(Page image transcription data)
──────

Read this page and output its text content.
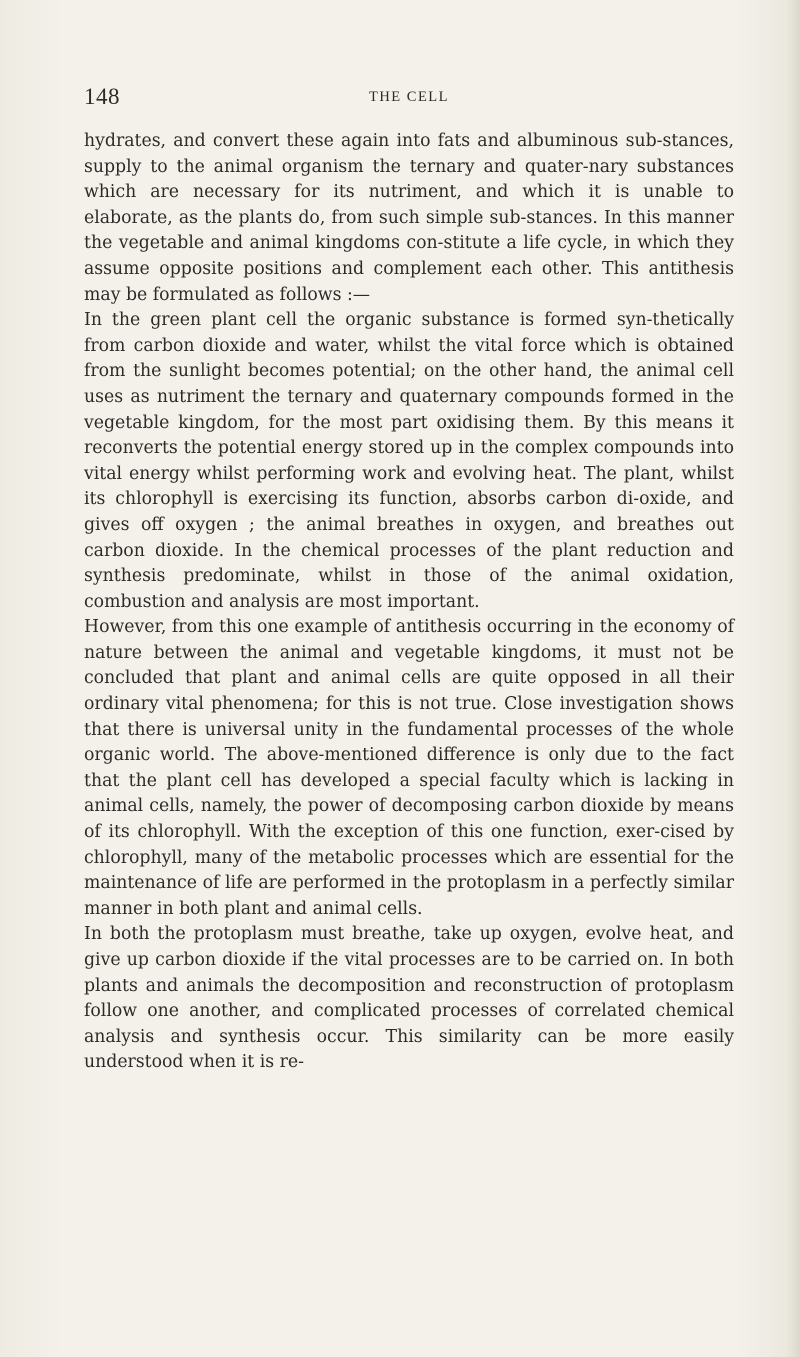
148	THE CELL

hydrates, and convert these again into fats and albuminous sub-stances, supply to the animal organism the ternary and quater-nary substances which are necessary for its nutriment, and which it is unable to elaborate, as the plants do, from such simple sub-stances. In this manner the vegetable and animal kingdoms con-stitute a life cycle, in which they assume opposite positions and complement each other. This antithesis may be formulated as follows :—

In the green plant cell the organic substance is formed syn-thetically from carbon dioxide and water, whilst the vital force which is obtained from the sunlight becomes potential; on the other hand, the animal cell uses as nutriment the ternary and quaternary compounds formed in the vegetable kingdom, for the most part oxidising them. By this means it reconverts the potential energy stored up in the complex compounds into vital energy whilst performing work and evolving heat. The plant, whilst its chlorophyll is exercising its function, absorbs carbon di-oxide, and gives off oxygen ; the animal breathes in oxygen, and breathes out carbon dioxide. In the chemical processes of the plant reduction and synthesis predominate, whilst in those of the animal oxidation, combustion and analysis are most important.

However, from this one example of antithesis occurring in the economy of nature between the animal and vegetable kingdoms, it must not be concluded that plant and animal cells are quite opposed in all their ordinary vital phenomena; for this is not true. Close investigation shows that there is universal unity in the fundamental processes of the whole organic world. The above-mentioned difference is only due to the fact that the plant cell has developed a special faculty which is lacking in animal cells, namely, the power of decomposing carbon dioxide by means of its chlorophyll. With the exception of this one function, exer-cised by chlorophyll, many of the metabolic processes which are essential for the maintenance of life are performed in the protoplasm in a perfectly similar manner in both plant and animal cells.

In both the protoplasm must breathe, take up oxygen, evolve heat, and give up carbon dioxide if the vital processes are to be carried on. In both plants and animals the decomposition and reconstruction of protoplasm follow one another, and complicated processes of correlated chemical analysis and synthesis occur. This similarity can be more easily understood when it is re-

──────

→ **Your task**: If a line of the records includes the string "heat", copy it out.

→ **Solution to the exercise**:
In the green plant cell the organic substance is formed syn-thetically from carbon dioxide and water, whilst the vital force which is obtained from the sunlight becomes potential; on the other hand, the animal cell uses as nutriment the ternary and quaternary compounds formed in the vegetable kingdom, for the most part oxidising them. By this means it reconverts the potential energy stored up in the complex compounds into vital energy whilst performing work and evolving heat. The plant, whilst its chlorophyll is exercising its function, absorbs carbon di-oxide, and gives off oxygen ; the animal breathes in oxygen, and breathes out carbon dioxide. In the chemical processes of the plant reduction and synthesis predominate, whilst in those of the animal oxidation, combustion and analysis are most important.
In both the protoplasm must breathe, take up oxygen, evolve heat, and give up carbon dioxide if the vital processes are to be carried on. In both plants and animals the decomposition and reconstruction of protoplasm follow one another, and complicated processes of correlated chemical analysis and synthesis occur. This similarity can be more easily understood when it is re-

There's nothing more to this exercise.